### WORK REQUIRED
For the records below, say how many lines contain the string "JSON". Give the number only.

### INFORMATION SUPPLIED
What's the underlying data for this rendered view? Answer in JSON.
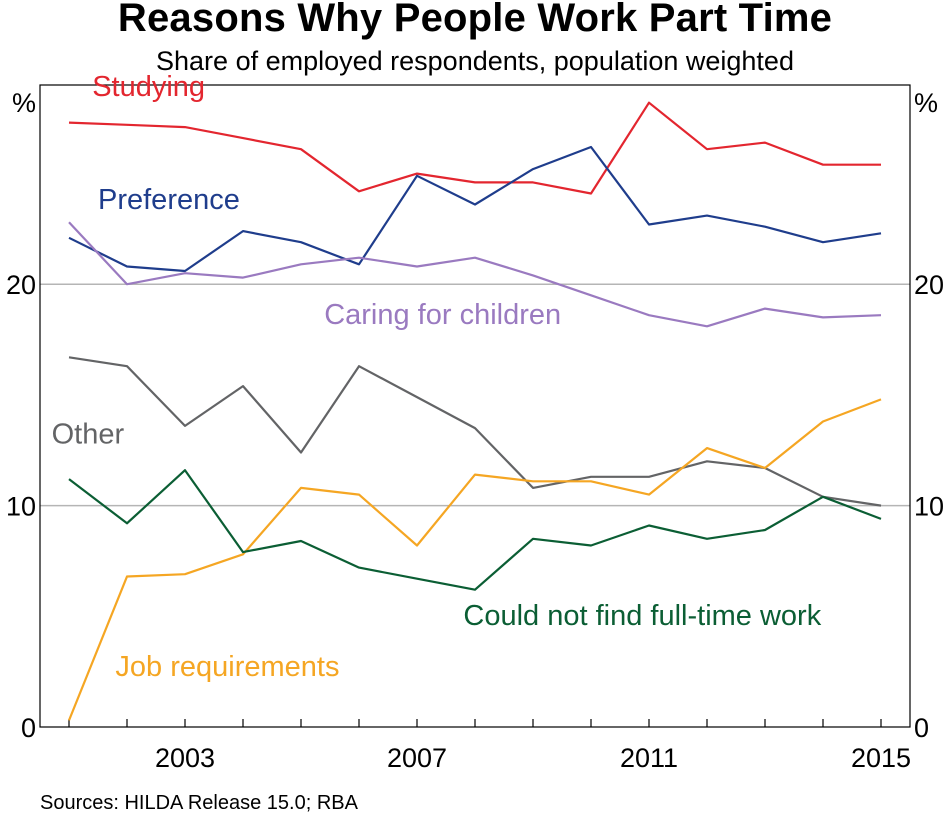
{
  "title": "Reasons Why People Work Part Time",
  "subtitle": "Share of employed respondents, population weighted",
  "source": "Sources: HILDA Release 15.0; RBA",
  "chart_data": {
    "type": "line",
    "x": [
      2001,
      2002,
      2003,
      2004,
      2005,
      2006,
      2007,
      2008,
      2009,
      2010,
      2011,
      2012,
      2013,
      2014,
      2015
    ],
    "ylim": [
      0,
      29
    ],
    "xlim": [
      2000.5,
      2015.5
    ],
    "yticks": [
      0,
      10,
      20
    ],
    "xticks": [
      2003,
      2007,
      2011,
      2015
    ],
    "y_unit_left": "%",
    "y_unit_right": "%",
    "grid": "horizontal at 10 and 20",
    "series": [
      {
        "name": "Studying",
        "color": "#e3262f",
        "values": [
          27.3,
          27.2,
          27.1,
          26.6,
          26.1,
          24.2,
          25.0,
          24.6,
          24.6,
          24.1,
          28.2,
          26.1,
          26.4,
          25.4,
          25.4
        ],
        "label_pos": [
          2001.4,
          28.5
        ]
      },
      {
        "name": "Preference",
        "color": "#1f3d8c",
        "values": [
          22.1,
          20.8,
          20.6,
          22.4,
          21.9,
          20.9,
          24.9,
          23.6,
          25.2,
          26.2,
          22.7,
          23.1,
          22.6,
          21.9,
          22.3
        ],
        "label_pos": [
          2001.5,
          23.4
        ]
      },
      {
        "name": "Caring for children",
        "color": "#9a7ac0",
        "values": [
          22.8,
          20.0,
          20.5,
          20.3,
          20.9,
          21.2,
          20.8,
          21.2,
          20.4,
          19.5,
          18.6,
          18.1,
          18.9,
          18.5,
          18.6
        ],
        "label_pos": [
          2005.4,
          18.2
        ]
      },
      {
        "name": "Other",
        "color": "#636466",
        "values": [
          16.7,
          16.3,
          13.6,
          15.4,
          12.4,
          16.3,
          14.9,
          13.5,
          10.8,
          11.3,
          11.3,
          12.0,
          11.7,
          10.4,
          10.0
        ],
        "label_pos": [
          2000.7,
          12.8
        ]
      },
      {
        "name": "Job requirements",
        "color": "#f5a623",
        "values": [
          0.3,
          6.8,
          6.9,
          7.8,
          10.8,
          10.5,
          8.2,
          11.4,
          11.1,
          11.1,
          10.5,
          12.6,
          11.7,
          13.8,
          14.8
        ],
        "label_pos": [
          2001.8,
          2.3
        ]
      },
      {
        "name": "Could not find full-time work",
        "color": "#0b5e34",
        "values": [
          11.2,
          9.2,
          11.6,
          7.9,
          8.4,
          7.2,
          6.7,
          6.2,
          8.5,
          8.2,
          9.1,
          8.5,
          8.9,
          10.4,
          9.4
        ],
        "label_pos": [
          2007.8,
          4.6
        ]
      }
    ]
  }
}
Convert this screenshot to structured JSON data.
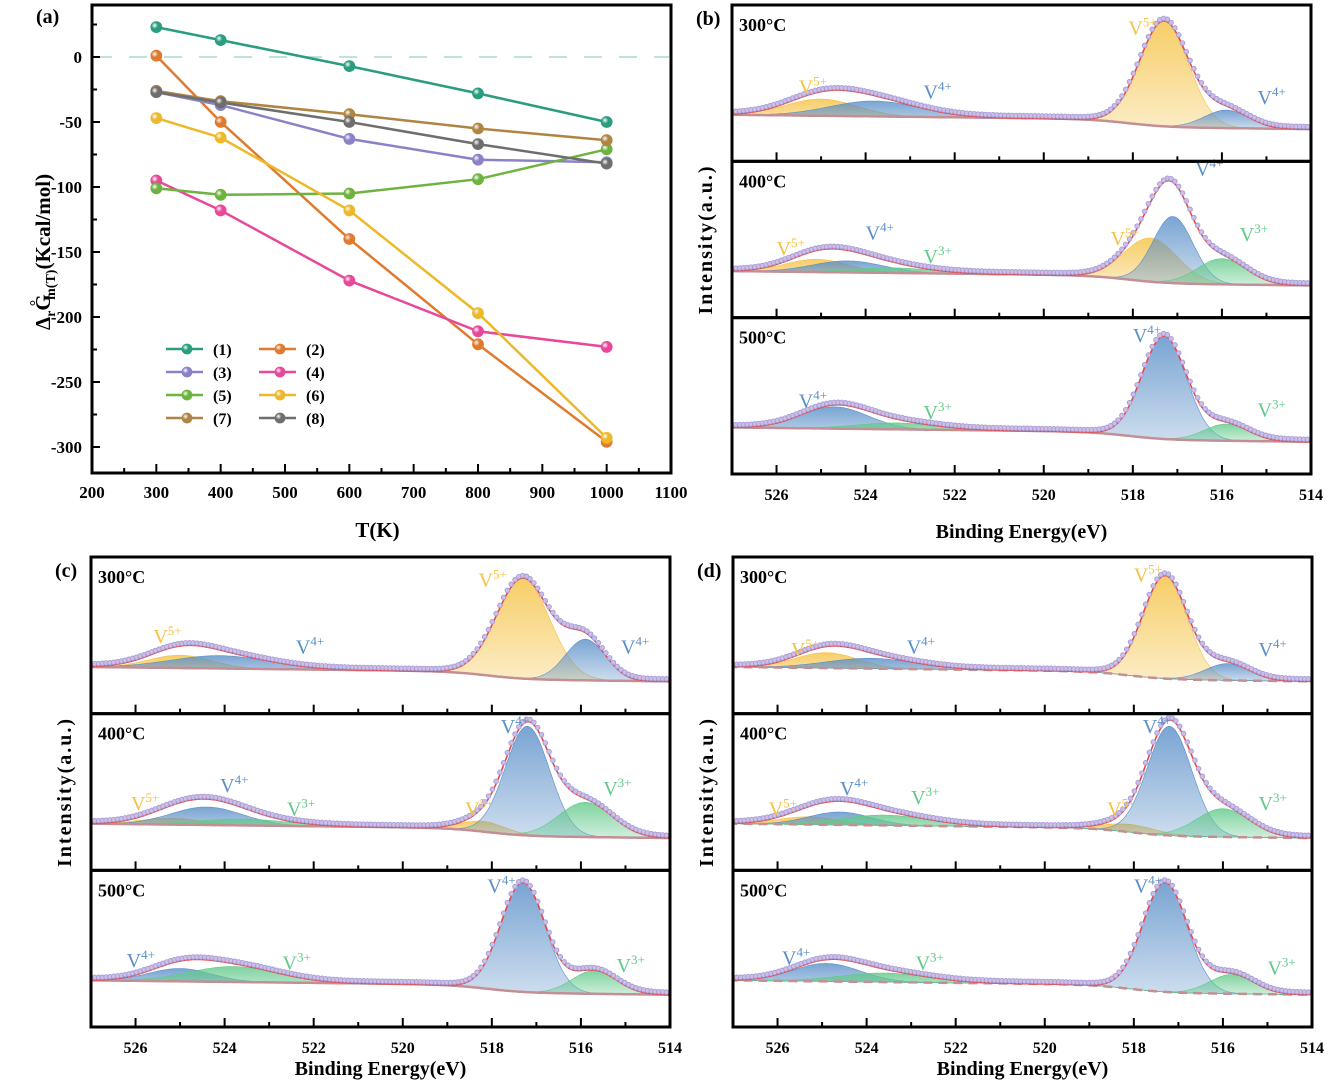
{
  "chart_data": [
    {
      "id": "a",
      "panel_label": "(a)",
      "type": "line",
      "title": "",
      "xlabel": "T(K)",
      "ylabel": "ΔrG°m(T)(Kcal/mol)",
      "ylabel_parts": {
        "delta": "Δ",
        "sub_r": "r",
        "G": "G",
        "deg": "°",
        "sub_mT": "m(T)",
        "unit": "(Kcal/mol)"
      },
      "xlim": [
        200,
        1100
      ],
      "ylim": [
        -320,
        40
      ],
      "xticks": [
        200,
        300,
        400,
        500,
        600,
        700,
        800,
        900,
        1000,
        1100
      ],
      "yticks": [
        0,
        -50,
        -100,
        -150,
        -200,
        -250,
        -300
      ],
      "reference_line": {
        "y": 0,
        "style": "dashed",
        "color": "#bfe3da"
      },
      "legend_position": "lower-left",
      "x": [
        300,
        400,
        600,
        800,
        1000
      ],
      "series": [
        {
          "name": "(1)",
          "color": "#2a9d7f",
          "values": [
            23,
            13,
            -7,
            -28,
            -50
          ]
        },
        {
          "name": "(2)",
          "color": "#e07a2e",
          "values": [
            1,
            -50,
            -140,
            -221,
            -296
          ]
        },
        {
          "name": "(3)",
          "color": "#8a82c6",
          "values": [
            -27,
            -37,
            -63,
            -79,
            -81
          ]
        },
        {
          "name": "(4)",
          "color": "#e8489a",
          "values": [
            -95,
            -118,
            -172,
            -211,
            -223
          ]
        },
        {
          "name": "(5)",
          "color": "#6db33f",
          "values": [
            -101,
            -106,
            -105,
            -94,
            -71
          ]
        },
        {
          "name": "(6)",
          "color": "#edb829",
          "values": [
            -47,
            -62,
            -118,
            -197,
            -293
          ]
        },
        {
          "name": "(7)",
          "color": "#b08442",
          "values": [
            -26,
            -34,
            -44,
            -55,
            -64
          ]
        },
        {
          "name": "(8)",
          "color": "#6e6e6e",
          "values": [
            -27,
            -35,
            -50,
            -67,
            -82
          ]
        }
      ]
    },
    {
      "id": "b",
      "panel_label": "(b)",
      "type": "area",
      "xlabel": "Binding Energy(eV)",
      "ylabel": "Intensity(a.u.)",
      "xlim": [
        527,
        514
      ],
      "xticks": [
        526,
        524,
        522,
        520,
        518,
        516,
        514
      ],
      "subplots": [
        {
          "label": "300°C",
          "peaks": [
            {
              "state": "V5+",
              "center": 525.0,
              "height": 0.13,
              "width": 0.8
            },
            {
              "state": "V4+",
              "center": 523.8,
              "height": 0.12,
              "width": 1.0
            },
            {
              "state": "V5+",
              "center": 517.3,
              "height": 0.82,
              "width": 0.55
            },
            {
              "state": "V4+",
              "center": 515.9,
              "height": 0.14,
              "width": 0.5
            }
          ],
          "annotations": [
            {
              "text": "V",
              "sup": "5+",
              "x": 525.5,
              "y": 0.26,
              "state": "V5+"
            },
            {
              "text": "V",
              "sup": "4+",
              "x": 522.7,
              "y": 0.22,
              "state": "V4+"
            },
            {
              "text": "V",
              "sup": "5+",
              "x": 518.1,
              "y": 0.72,
              "state": "V5+"
            },
            {
              "text": "V",
              "sup": "4+",
              "x": 515.2,
              "y": 0.18,
              "state": "V4+"
            }
          ]
        },
        {
          "label": "400°C",
          "peaks": [
            {
              "state": "V5+",
              "center": 525.1,
              "height": 0.1,
              "width": 0.7
            },
            {
              "state": "V4+",
              "center": 524.4,
              "height": 0.09,
              "width": 0.8
            },
            {
              "state": "V3+",
              "center": 523.4,
              "height": 0.04,
              "width": 0.9
            },
            {
              "state": "V5+",
              "center": 517.6,
              "height": 0.34,
              "width": 0.6
            },
            {
              "state": "V4+",
              "center": 517.1,
              "height": 0.52,
              "width": 0.45
            },
            {
              "state": "V3+",
              "center": 516.0,
              "height": 0.2,
              "width": 0.55
            }
          ],
          "annotations": [
            {
              "text": "V",
              "sup": "5+",
              "x": 526.0,
              "y": 0.22,
              "state": "V5+"
            },
            {
              "text": "V",
              "sup": "4+",
              "x": 524.0,
              "y": 0.34,
              "state": "V4+"
            },
            {
              "text": "V",
              "sup": "3+",
              "x": 522.7,
              "y": 0.16,
              "state": "V3+"
            },
            {
              "text": "V",
              "sup": "5+",
              "x": 518.5,
              "y": 0.3,
              "state": "V5+"
            },
            {
              "text": "V",
              "sup": "4+",
              "x": 516.6,
              "y": 0.84,
              "state": "V4+"
            },
            {
              "text": "V",
              "sup": "3+",
              "x": 515.6,
              "y": 0.33,
              "state": "V3+"
            }
          ]
        },
        {
          "label": "500°C",
          "peaks": [
            {
              "state": "V4+",
              "center": 524.7,
              "height": 0.17,
              "width": 0.75
            },
            {
              "state": "V3+",
              "center": 523.3,
              "height": 0.05,
              "width": 0.9
            },
            {
              "state": "V4+",
              "center": 517.3,
              "height": 0.8,
              "width": 0.5
            },
            {
              "state": "V3+",
              "center": 515.9,
              "height": 0.13,
              "width": 0.5
            }
          ],
          "annotations": [
            {
              "text": "V",
              "sup": "4+",
              "x": 525.5,
              "y": 0.25,
              "state": "V4+"
            },
            {
              "text": "V",
              "sup": "3+",
              "x": 522.7,
              "y": 0.16,
              "state": "V3+"
            },
            {
              "text": "V",
              "sup": "4+",
              "x": 518.0,
              "y": 0.76,
              "state": "V4+"
            },
            {
              "text": "V",
              "sup": "3+",
              "x": 515.2,
              "y": 0.18,
              "state": "V3+"
            }
          ]
        }
      ]
    },
    {
      "id": "c",
      "panel_label": "(c)",
      "type": "area",
      "xlabel": "Binding Energy(eV)",
      "ylabel": "Intensity(a.u.)",
      "xlim": [
        527,
        514
      ],
      "xticks": [
        526,
        524,
        522,
        520,
        518,
        516,
        514
      ],
      "subplots": [
        {
          "label": "300°C",
          "peaks": [
            {
              "state": "V5+",
              "center": 525.0,
              "height": 0.1,
              "width": 0.7
            },
            {
              "state": "V4+",
              "center": 524.1,
              "height": 0.1,
              "width": 1.1
            },
            {
              "state": "V5+",
              "center": 517.3,
              "height": 0.78,
              "width": 0.6
            },
            {
              "state": "V4+",
              "center": 515.9,
              "height": 0.32,
              "width": 0.45
            }
          ],
          "annotations": [
            {
              "text": "V",
              "sup": "5+",
              "x": 525.6,
              "y": 0.28,
              "state": "V5+"
            },
            {
              "text": "V",
              "sup": "4+",
              "x": 522.4,
              "y": 0.2,
              "state": "V4+"
            },
            {
              "text": "V",
              "sup": "5+",
              "x": 518.3,
              "y": 0.72,
              "state": "V5+"
            },
            {
              "text": "V",
              "sup": "4+",
              "x": 515.1,
              "y": 0.2,
              "state": "V4+"
            }
          ]
        },
        {
          "label": "400°C",
          "peaks": [
            {
              "state": "V5+",
              "center": 525.2,
              "height": 0.05,
              "width": 0.7
            },
            {
              "state": "V4+",
              "center": 524.4,
              "height": 0.14,
              "width": 0.8
            },
            {
              "state": "V3+",
              "center": 523.6,
              "height": 0.05,
              "width": 1.0
            },
            {
              "state": "V5+",
              "center": 518.2,
              "height": 0.08,
              "width": 0.5
            },
            {
              "state": "V4+",
              "center": 517.2,
              "height": 0.85,
              "width": 0.5
            },
            {
              "state": "V3+",
              "center": 515.9,
              "height": 0.27,
              "width": 0.6
            }
          ],
          "annotations": [
            {
              "text": "V",
              "sup": "5+",
              "x": 526.1,
              "y": 0.2,
              "state": "V5+"
            },
            {
              "text": "V",
              "sup": "4+",
              "x": 524.1,
              "y": 0.34,
              "state": "V4+"
            },
            {
              "text": "V",
              "sup": "3+",
              "x": 522.6,
              "y": 0.16,
              "state": "V3+"
            },
            {
              "text": "V",
              "sup": "5+",
              "x": 518.6,
              "y": 0.16,
              "state": "V5+"
            },
            {
              "text": "V",
              "sup": "4+",
              "x": 517.8,
              "y": 0.8,
              "state": "V4+"
            },
            {
              "text": "V",
              "sup": "3+",
              "x": 515.5,
              "y": 0.32,
              "state": "V3+"
            }
          ]
        },
        {
          "label": "500°C",
          "peaks": [
            {
              "state": "V4+",
              "center": 525.0,
              "height": 0.1,
              "width": 0.7
            },
            {
              "state": "V3+",
              "center": 523.8,
              "height": 0.12,
              "width": 1.0
            },
            {
              "state": "V4+",
              "center": 517.3,
              "height": 0.85,
              "width": 0.5
            },
            {
              "state": "V3+",
              "center": 515.7,
              "height": 0.18,
              "width": 0.5
            }
          ],
          "annotations": [
            {
              "text": "V",
              "sup": "4+",
              "x": 526.2,
              "y": 0.2,
              "state": "V4+"
            },
            {
              "text": "V",
              "sup": "3+",
              "x": 522.7,
              "y": 0.18,
              "state": "V3+"
            },
            {
              "text": "V",
              "sup": "4+",
              "x": 518.1,
              "y": 0.78,
              "state": "V4+"
            },
            {
              "text": "V",
              "sup": "3+",
              "x": 515.2,
              "y": 0.16,
              "state": "V3+"
            }
          ]
        }
      ]
    },
    {
      "id": "d",
      "panel_label": "(d)",
      "type": "area",
      "xlabel": "Binding Energy(eV)",
      "ylabel": "Intensity(a.u.)",
      "xlim": [
        527,
        514
      ],
      "xticks": [
        526,
        524,
        522,
        520,
        518,
        516,
        514
      ],
      "subplots": [
        {
          "label": "300°C",
          "peaks": [
            {
              "state": "V5+",
              "center": 524.9,
              "height": 0.12,
              "width": 0.7
            },
            {
              "state": "V4+",
              "center": 523.9,
              "height": 0.08,
              "width": 1.0
            },
            {
              "state": "V5+",
              "center": 517.3,
              "height": 0.8,
              "width": 0.5
            },
            {
              "state": "V4+",
              "center": 515.9,
              "height": 0.13,
              "width": 0.5
            }
          ],
          "annotations": [
            {
              "text": "V",
              "sup": "5+",
              "x": 525.7,
              "y": 0.18,
              "state": "V5+"
            },
            {
              "text": "V",
              "sup": "4+",
              "x": 523.1,
              "y": 0.2,
              "state": "V4+"
            },
            {
              "text": "V",
              "sup": "5+",
              "x": 518.0,
              "y": 0.76,
              "state": "V5+"
            },
            {
              "text": "V",
              "sup": "4+",
              "x": 515.2,
              "y": 0.18,
              "state": "V4+"
            }
          ]
        },
        {
          "label": "400°C",
          "peaks": [
            {
              "state": "V5+",
              "center": 525.3,
              "height": 0.06,
              "width": 0.7
            },
            {
              "state": "V4+",
              "center": 524.6,
              "height": 0.1,
              "width": 0.7
            },
            {
              "state": "V3+",
              "center": 523.6,
              "height": 0.08,
              "width": 1.0
            },
            {
              "state": "V5+",
              "center": 518.1,
              "height": 0.06,
              "width": 0.6
            },
            {
              "state": "V4+",
              "center": 517.2,
              "height": 0.85,
              "width": 0.5
            },
            {
              "state": "V3+",
              "center": 516.0,
              "height": 0.22,
              "width": 0.6
            }
          ],
          "annotations": [
            {
              "text": "V",
              "sup": "5+",
              "x": 526.2,
              "y": 0.16,
              "state": "V5+"
            },
            {
              "text": "V",
              "sup": "4+",
              "x": 524.6,
              "y": 0.32,
              "state": "V4+"
            },
            {
              "text": "V",
              "sup": "3+",
              "x": 523.0,
              "y": 0.25,
              "state": "V3+"
            },
            {
              "text": "V",
              "sup": "5+",
              "x": 518.6,
              "y": 0.16,
              "state": "V5+"
            },
            {
              "text": "V",
              "sup": "4+",
              "x": 517.8,
              "y": 0.8,
              "state": "V4+"
            },
            {
              "text": "V",
              "sup": "3+",
              "x": 515.2,
              "y": 0.2,
              "state": "V3+"
            }
          ]
        },
        {
          "label": "500°C",
          "peaks": [
            {
              "state": "V4+",
              "center": 524.9,
              "height": 0.14,
              "width": 0.75
            },
            {
              "state": "V3+",
              "center": 523.6,
              "height": 0.07,
              "width": 1.0
            },
            {
              "state": "V4+",
              "center": 517.3,
              "height": 0.85,
              "width": 0.5
            },
            {
              "state": "V3+",
              "center": 515.8,
              "height": 0.15,
              "width": 0.5
            }
          ],
          "annotations": [
            {
              "text": "V",
              "sup": "4+",
              "x": 525.9,
              "y": 0.22,
              "state": "V4+"
            },
            {
              "text": "V",
              "sup": "3+",
              "x": 522.9,
              "y": 0.18,
              "state": "V3+"
            },
            {
              "text": "V",
              "sup": "4+",
              "x": 518.0,
              "y": 0.78,
              "state": "V4+"
            },
            {
              "text": "V",
              "sup": "3+",
              "x": 515.0,
              "y": 0.14,
              "state": "V3+"
            }
          ]
        }
      ]
    }
  ],
  "state_colors": {
    "V5+": "#f5c242",
    "V4+": "#5a8fc8",
    "V3+": "#62c98a"
  },
  "style_colors": {
    "raw_points": "#a79bd4",
    "fit_envelope": "#e8474a",
    "background": "#c48f94",
    "axis": "#000000"
  }
}
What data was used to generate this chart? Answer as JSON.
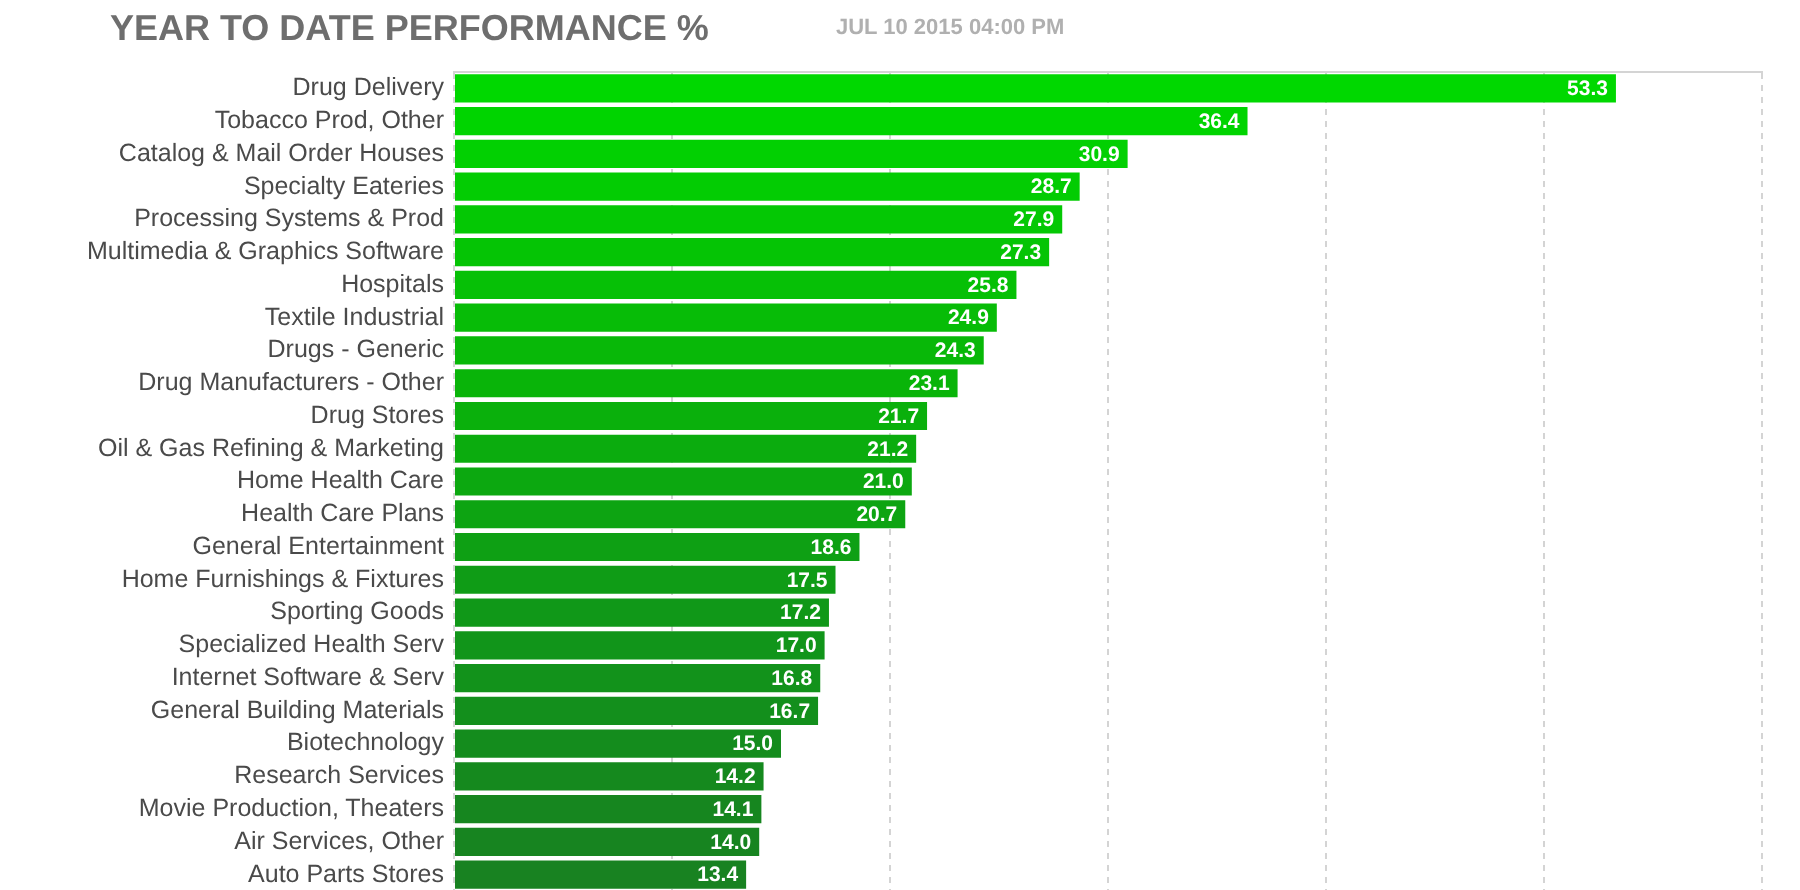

### OUTPUT BELOW
3